-- Start --

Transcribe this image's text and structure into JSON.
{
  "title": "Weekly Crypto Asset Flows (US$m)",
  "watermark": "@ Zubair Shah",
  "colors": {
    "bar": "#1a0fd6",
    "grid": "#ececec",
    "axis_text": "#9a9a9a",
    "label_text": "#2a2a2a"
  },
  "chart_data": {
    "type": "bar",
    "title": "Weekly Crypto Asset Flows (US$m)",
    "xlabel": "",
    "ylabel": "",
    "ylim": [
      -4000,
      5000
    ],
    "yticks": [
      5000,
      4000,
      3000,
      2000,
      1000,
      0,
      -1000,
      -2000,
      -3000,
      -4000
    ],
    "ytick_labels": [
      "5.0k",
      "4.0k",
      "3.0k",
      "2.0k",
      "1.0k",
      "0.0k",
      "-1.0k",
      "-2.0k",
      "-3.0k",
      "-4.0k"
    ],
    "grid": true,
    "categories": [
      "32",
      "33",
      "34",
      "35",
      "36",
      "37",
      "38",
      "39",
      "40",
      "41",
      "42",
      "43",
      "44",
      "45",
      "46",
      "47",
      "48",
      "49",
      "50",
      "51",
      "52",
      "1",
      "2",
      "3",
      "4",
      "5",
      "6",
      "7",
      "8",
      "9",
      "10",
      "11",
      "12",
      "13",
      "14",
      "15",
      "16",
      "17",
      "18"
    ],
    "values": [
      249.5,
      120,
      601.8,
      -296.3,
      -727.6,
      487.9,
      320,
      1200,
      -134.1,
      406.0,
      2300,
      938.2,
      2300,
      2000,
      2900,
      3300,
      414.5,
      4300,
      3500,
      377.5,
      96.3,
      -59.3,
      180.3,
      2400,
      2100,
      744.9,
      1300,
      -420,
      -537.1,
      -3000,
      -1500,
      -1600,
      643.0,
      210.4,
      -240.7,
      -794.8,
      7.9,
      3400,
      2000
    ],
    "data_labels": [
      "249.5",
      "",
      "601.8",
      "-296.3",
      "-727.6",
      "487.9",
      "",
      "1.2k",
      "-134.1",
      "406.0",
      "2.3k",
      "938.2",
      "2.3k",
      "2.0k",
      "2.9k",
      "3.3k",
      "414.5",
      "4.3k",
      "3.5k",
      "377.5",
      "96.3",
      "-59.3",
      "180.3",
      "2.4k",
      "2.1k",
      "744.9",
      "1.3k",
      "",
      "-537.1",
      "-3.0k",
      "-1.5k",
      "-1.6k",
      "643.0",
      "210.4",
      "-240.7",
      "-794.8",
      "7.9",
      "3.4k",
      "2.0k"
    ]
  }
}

-- End --

- AIM: Please quote the data above in full, with no line missing.

- ANSWER FOR THIS EXERCISE:
Transcribe this image's text and structure into JSON.
{
  "title": "Weekly Crypto Asset Flows (US$m)",
  "watermark": "@ Zubair Shah",
  "colors": {
    "bar": "#1a0fd6",
    "grid": "#ececec",
    "axis_text": "#9a9a9a",
    "label_text": "#2a2a2a"
  },
  "chart_data": {
    "type": "bar",
    "title": "Weekly Crypto Asset Flows (US$m)",
    "xlabel": "",
    "ylabel": "",
    "ylim": [
      -4000,
      5000
    ],
    "yticks": [
      5000,
      4000,
      3000,
      2000,
      1000,
      0,
      -1000,
      -2000,
      -3000,
      -4000
    ],
    "ytick_labels": [
      "5.0k",
      "4.0k",
      "3.0k",
      "2.0k",
      "1.0k",
      "0.0k",
      "-1.0k",
      "-2.0k",
      "-3.0k",
      "-4.0k"
    ],
    "grid": true,
    "categories": [
      "32",
      "33",
      "34",
      "35",
      "36",
      "37",
      "38",
      "39",
      "40",
      "41",
      "42",
      "43",
      "44",
      "45",
      "46",
      "47",
      "48",
      "49",
      "50",
      "51",
      "52",
      "1",
      "2",
      "3",
      "4",
      "5",
      "6",
      "7",
      "8",
      "9",
      "10",
      "11",
      "12",
      "13",
      "14",
      "15",
      "16",
      "17",
      "18"
    ],
    "values": [
      249.5,
      120,
      601.8,
      -296.3,
      -727.6,
      487.9,
      320,
      1200,
      -134.1,
      406.0,
      2300,
      938.2,
      2300,
      2000,
      2900,
      3300,
      414.5,
      4300,
      3500,
      377.5,
      96.3,
      -59.3,
      180.3,
      2400,
      2100,
      744.9,
      1300,
      -420,
      -537.1,
      -3000,
      -1500,
      -1600,
      643.0,
      210.4,
      -240.7,
      -794.8,
      7.9,
      3400,
      2000
    ],
    "data_labels": [
      "249.5",
      "",
      "601.8",
      "-296.3",
      "-727.6",
      "487.9",
      "",
      "1.2k",
      "-134.1",
      "406.0",
      "2.3k",
      "938.2",
      "2.3k",
      "2.0k",
      "2.9k",
      "3.3k",
      "414.5",
      "4.3k",
      "3.5k",
      "377.5",
      "96.3",
      "-59.3",
      "180.3",
      "2.4k",
      "2.1k",
      "744.9",
      "1.3k",
      "",
      "-537.1",
      "-3.0k",
      "-1.5k",
      "-1.6k",
      "643.0",
      "210.4",
      "-240.7",
      "-794.8",
      "7.9",
      "3.4k",
      "2.0k"
    ]
  }
}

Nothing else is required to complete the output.